EXERCISE DESCRIPTION => In the entries below, find every line holding the string "树立正确的权利义务观念" and collect it.

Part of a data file
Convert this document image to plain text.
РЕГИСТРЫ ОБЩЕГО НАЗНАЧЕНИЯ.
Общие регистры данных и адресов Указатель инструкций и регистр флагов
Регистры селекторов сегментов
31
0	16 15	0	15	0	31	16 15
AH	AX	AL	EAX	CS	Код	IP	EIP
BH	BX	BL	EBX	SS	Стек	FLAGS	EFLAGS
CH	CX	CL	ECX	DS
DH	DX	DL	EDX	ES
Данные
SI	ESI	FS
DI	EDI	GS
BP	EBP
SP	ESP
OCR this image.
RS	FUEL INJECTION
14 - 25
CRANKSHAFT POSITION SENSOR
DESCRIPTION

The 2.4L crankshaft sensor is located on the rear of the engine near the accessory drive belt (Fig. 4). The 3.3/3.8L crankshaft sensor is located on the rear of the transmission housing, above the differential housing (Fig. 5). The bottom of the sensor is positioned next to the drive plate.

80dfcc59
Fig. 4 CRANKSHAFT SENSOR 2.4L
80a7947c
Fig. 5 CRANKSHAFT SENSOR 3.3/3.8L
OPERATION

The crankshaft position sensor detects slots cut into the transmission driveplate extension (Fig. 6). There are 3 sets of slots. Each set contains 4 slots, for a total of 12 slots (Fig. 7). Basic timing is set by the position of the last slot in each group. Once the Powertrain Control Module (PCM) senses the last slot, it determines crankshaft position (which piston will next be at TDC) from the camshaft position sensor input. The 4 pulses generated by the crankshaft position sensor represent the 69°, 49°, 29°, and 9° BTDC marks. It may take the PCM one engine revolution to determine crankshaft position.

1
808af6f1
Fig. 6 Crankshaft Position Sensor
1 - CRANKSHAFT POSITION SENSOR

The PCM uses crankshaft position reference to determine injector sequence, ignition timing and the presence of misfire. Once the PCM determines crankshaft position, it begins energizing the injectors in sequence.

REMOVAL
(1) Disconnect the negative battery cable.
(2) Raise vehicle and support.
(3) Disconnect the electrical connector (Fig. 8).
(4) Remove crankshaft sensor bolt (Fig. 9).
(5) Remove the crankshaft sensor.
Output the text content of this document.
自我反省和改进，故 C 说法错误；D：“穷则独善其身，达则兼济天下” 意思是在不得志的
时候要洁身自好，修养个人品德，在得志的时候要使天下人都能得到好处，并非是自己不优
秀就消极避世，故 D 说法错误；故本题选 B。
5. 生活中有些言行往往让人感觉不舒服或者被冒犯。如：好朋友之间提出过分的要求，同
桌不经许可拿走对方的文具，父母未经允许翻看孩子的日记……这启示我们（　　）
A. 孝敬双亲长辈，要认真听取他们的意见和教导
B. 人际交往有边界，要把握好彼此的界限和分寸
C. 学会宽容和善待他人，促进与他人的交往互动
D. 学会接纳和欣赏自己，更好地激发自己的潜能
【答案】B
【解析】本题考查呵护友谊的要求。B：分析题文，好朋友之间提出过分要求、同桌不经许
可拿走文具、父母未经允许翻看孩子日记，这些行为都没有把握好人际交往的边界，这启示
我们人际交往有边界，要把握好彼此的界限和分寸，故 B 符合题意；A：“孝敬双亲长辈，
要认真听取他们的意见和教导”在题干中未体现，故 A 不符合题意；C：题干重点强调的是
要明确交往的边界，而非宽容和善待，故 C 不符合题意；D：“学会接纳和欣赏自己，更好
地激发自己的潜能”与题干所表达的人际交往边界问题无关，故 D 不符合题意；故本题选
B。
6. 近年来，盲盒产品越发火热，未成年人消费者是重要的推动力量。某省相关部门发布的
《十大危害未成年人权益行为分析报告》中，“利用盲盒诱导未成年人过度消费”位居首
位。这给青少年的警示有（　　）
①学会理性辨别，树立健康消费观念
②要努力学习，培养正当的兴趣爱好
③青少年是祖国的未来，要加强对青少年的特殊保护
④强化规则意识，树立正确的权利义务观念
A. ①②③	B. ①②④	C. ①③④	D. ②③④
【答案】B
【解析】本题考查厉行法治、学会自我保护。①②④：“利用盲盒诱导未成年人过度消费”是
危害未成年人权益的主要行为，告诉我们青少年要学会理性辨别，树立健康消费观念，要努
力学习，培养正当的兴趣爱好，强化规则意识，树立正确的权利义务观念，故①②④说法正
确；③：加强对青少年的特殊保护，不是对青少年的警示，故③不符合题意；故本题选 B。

RESULT OF THIS TASK =>
④强化规则意识，树立正确的权利义务观念
力学习，培养正当的兴趣爱好，强化规则意识，树立正确的权利义务观念，故①②④说法正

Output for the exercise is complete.